» **EXERCISE**
Set down the whole listing verbatim.

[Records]
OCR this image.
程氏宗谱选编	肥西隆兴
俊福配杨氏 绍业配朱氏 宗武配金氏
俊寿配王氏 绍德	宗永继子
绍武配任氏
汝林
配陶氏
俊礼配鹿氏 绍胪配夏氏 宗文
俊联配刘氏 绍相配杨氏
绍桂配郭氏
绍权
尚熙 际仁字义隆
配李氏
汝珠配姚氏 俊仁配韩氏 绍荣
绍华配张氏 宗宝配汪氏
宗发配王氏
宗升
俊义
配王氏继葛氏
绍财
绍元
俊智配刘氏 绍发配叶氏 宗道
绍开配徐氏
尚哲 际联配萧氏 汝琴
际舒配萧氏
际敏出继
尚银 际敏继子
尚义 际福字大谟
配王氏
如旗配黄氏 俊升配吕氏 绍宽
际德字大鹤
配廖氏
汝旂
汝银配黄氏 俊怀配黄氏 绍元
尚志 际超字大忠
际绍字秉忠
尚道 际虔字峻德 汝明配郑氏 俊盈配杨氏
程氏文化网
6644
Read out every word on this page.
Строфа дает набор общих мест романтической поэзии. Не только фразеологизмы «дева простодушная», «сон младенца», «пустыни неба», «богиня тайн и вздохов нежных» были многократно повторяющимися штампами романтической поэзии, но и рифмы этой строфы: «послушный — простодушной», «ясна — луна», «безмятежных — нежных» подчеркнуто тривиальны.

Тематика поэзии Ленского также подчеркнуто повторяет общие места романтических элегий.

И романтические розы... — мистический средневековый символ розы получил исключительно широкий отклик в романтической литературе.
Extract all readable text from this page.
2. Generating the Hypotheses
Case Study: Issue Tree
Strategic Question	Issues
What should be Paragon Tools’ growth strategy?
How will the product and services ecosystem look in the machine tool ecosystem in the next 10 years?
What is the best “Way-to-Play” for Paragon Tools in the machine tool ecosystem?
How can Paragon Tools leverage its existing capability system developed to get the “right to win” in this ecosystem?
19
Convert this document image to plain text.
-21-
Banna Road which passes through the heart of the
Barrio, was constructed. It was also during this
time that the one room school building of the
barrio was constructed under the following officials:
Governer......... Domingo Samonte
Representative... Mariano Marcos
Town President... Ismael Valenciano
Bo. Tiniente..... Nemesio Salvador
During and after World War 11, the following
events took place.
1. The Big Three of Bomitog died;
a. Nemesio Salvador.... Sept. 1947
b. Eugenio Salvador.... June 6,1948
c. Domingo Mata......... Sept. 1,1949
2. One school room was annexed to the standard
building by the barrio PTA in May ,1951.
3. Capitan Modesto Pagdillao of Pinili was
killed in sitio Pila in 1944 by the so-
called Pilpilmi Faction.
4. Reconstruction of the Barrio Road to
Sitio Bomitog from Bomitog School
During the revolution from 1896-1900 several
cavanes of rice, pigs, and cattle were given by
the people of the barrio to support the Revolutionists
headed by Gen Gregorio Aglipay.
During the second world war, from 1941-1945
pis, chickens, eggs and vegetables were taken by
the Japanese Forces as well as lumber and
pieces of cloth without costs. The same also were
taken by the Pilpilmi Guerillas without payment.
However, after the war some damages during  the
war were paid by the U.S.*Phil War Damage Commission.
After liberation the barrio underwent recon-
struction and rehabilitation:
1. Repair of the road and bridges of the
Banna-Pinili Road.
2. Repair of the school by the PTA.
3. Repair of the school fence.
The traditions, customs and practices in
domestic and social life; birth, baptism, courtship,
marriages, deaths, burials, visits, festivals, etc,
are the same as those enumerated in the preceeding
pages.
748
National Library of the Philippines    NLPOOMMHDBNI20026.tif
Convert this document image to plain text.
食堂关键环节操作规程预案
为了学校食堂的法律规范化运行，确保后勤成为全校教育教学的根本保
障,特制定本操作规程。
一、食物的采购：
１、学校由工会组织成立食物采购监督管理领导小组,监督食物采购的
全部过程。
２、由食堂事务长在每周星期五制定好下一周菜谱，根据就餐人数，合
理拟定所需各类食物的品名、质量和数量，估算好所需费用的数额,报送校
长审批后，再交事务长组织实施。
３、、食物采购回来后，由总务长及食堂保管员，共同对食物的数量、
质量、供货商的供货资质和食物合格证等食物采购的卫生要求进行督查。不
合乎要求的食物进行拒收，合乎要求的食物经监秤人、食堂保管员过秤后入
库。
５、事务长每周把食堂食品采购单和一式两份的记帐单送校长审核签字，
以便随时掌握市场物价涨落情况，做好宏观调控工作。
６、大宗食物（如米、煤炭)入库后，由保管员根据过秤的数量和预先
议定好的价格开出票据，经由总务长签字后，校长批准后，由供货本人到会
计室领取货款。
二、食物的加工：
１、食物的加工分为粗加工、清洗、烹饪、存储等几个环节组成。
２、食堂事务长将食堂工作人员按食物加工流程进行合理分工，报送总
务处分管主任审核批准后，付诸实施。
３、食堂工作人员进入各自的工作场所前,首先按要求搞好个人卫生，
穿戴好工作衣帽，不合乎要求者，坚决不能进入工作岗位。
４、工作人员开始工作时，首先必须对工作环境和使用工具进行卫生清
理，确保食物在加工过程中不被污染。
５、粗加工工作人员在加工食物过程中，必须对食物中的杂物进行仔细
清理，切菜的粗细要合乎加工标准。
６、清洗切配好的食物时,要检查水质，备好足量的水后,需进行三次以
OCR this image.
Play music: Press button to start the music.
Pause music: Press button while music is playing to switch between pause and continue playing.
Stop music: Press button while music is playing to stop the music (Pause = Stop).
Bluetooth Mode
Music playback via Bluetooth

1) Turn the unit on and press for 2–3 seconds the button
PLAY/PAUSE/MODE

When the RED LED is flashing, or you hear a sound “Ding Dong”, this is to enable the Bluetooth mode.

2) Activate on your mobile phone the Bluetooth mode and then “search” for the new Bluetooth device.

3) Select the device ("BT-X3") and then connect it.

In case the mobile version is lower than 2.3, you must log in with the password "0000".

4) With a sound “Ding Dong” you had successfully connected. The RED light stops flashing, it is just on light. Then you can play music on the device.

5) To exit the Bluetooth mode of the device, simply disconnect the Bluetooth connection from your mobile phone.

» **SOLUTION FOR THIS EXERCISE**
OCR this image.
程氏宗谱选编	肥西隆兴
俊福配杨氏 绍业配朱氏 宗武配金氏
俊寿配王氏 绍德	宗永继子
绍武配任氏
汝林
配陶氏
俊礼配鹿氏 绍胪配夏氏 宗文
俊联配刘氏 绍相配杨氏
绍桂配郭氏
绍权
尚熙 际仁字义隆
配李氏
汝珠配姚氏 俊仁配韩氏 绍荣
绍华配张氏 宗宝配汪氏
宗发配王氏
宗升
俊义
配王氏继葛氏
绍财
绍元
俊智配刘氏 绍发配叶氏 宗道
绍开配徐氏
尚哲 际联配萧氏 汝琴
际舒配萧氏
际敏出继
尚银 际敏继子
尚义 际福字大谟
配王氏
如旗配黄氏 俊升配吕氏 绍宽
际德字大鹤
配廖氏
汝旂
汝银配黄氏 俊怀配黄氏 绍元
尚志 际超字大忠
际绍字秉忠
尚道 际虔字峻德 汝明配郑氏 俊盈配杨氏
程氏文化网
6644
Read out every word on this page.
Строфа дает набор общих мест романтической поэзии. Не только фразеологизмы «дева простодушная», «сон младенца», «пустыни неба», «богиня тайн и вздохов нежных» были многократно повторяющимися штампами романтической поэзии, но и рифмы этой строфы: «послушный — простодушной», «ясна — луна», «безмятежных — нежных» подчеркнуто тривиальны.

Тематика поэзии Ленского также подчеркнуто повторяет общие места романтических элегий.

И романтические розы... — мистический средневековый символ розы получил исключительно широкий отклик в романтической литературе.
Extract all readable text from this page.
2. Generating the Hypotheses
Case Study: Issue Tree
Strategic Question	Issues
What should be Paragon Tools’ growth strategy?
How will the product and services ecosystem look in the machine tool ecosystem in the next 10 years?
What is the best “Way-to-Play” for Paragon Tools in the machine tool ecosystem?
How can Paragon Tools leverage its existing capability system developed to get the “right to win” in this ecosystem?
19
Convert this document image to plain text.
-21-
Banna Road which passes through the heart of the
Barrio, was constructed. It was also during this
time that the one room school building of the
barrio was constructed under the following officials:
Governer......... Domingo Samonte
Representative... Mariano Marcos
Town President... Ismael Valenciano
Bo. Tiniente..... Nemesio Salvador
During and after World War 11, the following
events took place.
1. The Big Three of Bomitog died;
a. Nemesio Salvador.... Sept. 1947
b. Eugenio Salvador.... June 6,1948
c. Domingo Mata......... Sept. 1,1949
2. One school room was annexed to the standard
building by the barrio PTA in May ,1951.
3. Capitan Modesto Pagdillao of Pinili was
killed in sitio Pila in 1944 by the so-
called Pilpilmi Faction.
4. Reconstruction of the Barrio Road to
Sitio Bomitog from Bomitog School
During the revolution from 1896-1900 several
cavanes of rice, pigs, and cattle were given by
the people of the barrio to support the Revolutionists
headed by Gen Gregorio Aglipay.
During the second world war, from 1941-1945
pis, chickens, eggs and vegetables were taken by
the Japanese Forces as well as lumber and
pieces of cloth without costs. The same also were
taken by the Pilpilmi Guerillas without payment.
However, after the war some damages during  the
war were paid by the U.S.*Phil War Damage Commission.
After liberation the barrio underwent recon-
struction and rehabilitation:
1. Repair of the road and bridges of the
Banna-Pinili Road.
2. Repair of the school by the PTA.
3. Repair of the school fence.
The traditions, customs and practices in
domestic and social life; birth, baptism, courtship,
marriages, deaths, burials, visits, festivals, etc,
are the same as those enumerated in the preceeding
pages.
748
National Library of the Philippines    NLPOOMMHDBNI20026.tif
Convert this document image to plain text.
食堂关键环节操作规程预案
为了学校食堂的法律规范化运行，确保后勤成为全校教育教学的根本保
障,特制定本操作规程。
一、食物的采购：
１、学校由工会组织成立食物采购监督管理领导小组,监督食物采购的
全部过程。
２、由食堂事务长在每周星期五制定好下一周菜谱，根据就餐人数，合
理拟定所需各类食物的品名、质量和数量，估算好所需费用的数额,报送校
长审批后，再交事务长组织实施。
３、、食物采购回来后，由总务长及食堂保管员，共同对食物的数量、
质量、供货商的供货资质和食物合格证等食物采购的卫生要求进行督查。不
合乎要求的食物进行拒收，合乎要求的食物经监秤人、食堂保管员过秤后入
库。
５、事务长每周把食堂食品采购单和一式两份的记帐单送校长审核签字，
以便随时掌握市场物价涨落情况，做好宏观调控工作。
６、大宗食物（如米、煤炭)入库后，由保管员根据过秤的数量和预先
议定好的价格开出票据，经由总务长签字后，校长批准后，由供货本人到会
计室领取货款。
二、食物的加工：
１、食物的加工分为粗加工、清洗、烹饪、存储等几个环节组成。
２、食堂事务长将食堂工作人员按食物加工流程进行合理分工，报送总
务处分管主任审核批准后，付诸实施。
３、食堂工作人员进入各自的工作场所前,首先按要求搞好个人卫生，
穿戴好工作衣帽，不合乎要求者，坚决不能进入工作岗位。
４、工作人员开始工作时，首先必须对工作环境和使用工具进行卫生清
理，确保食物在加工过程中不被污染。
５、粗加工工作人员在加工食物过程中，必须对食物中的杂物进行仔细
清理，切菜的粗细要合乎加工标准。
６、清洗切配好的食物时,要检查水质，备好足量的水后,需进行三次以
OCR this image.
Play music: Press button to start the music.
Pause music: Press button while music is playing to switch between pause and continue playing.
Stop music: Press button while music is playing to stop the music (Pause = Stop).
Bluetooth Mode
Music playback via Bluetooth

1) Turn the unit on and press for 2–3 seconds the button
PLAY/PAUSE/MODE

When the RED LED is flashing, or you hear a sound “Ding Dong”, this is to enable the Bluetooth mode.

2) Activate on your mobile phone the Bluetooth mode and then “search” for the new Bluetooth device.

3) Select the device ("BT-X3") and then connect it.

In case the mobile version is lower than 2.3, you must log in with the password "0000".

4) With a sound “Ding Dong” you had successfully connected. The RED light stops flashing, it is just on light. Then you can play music on the device.

5) To exit the Bluetooth mode of the device, simply disconnect the Bluetooth connection from your mobile phone.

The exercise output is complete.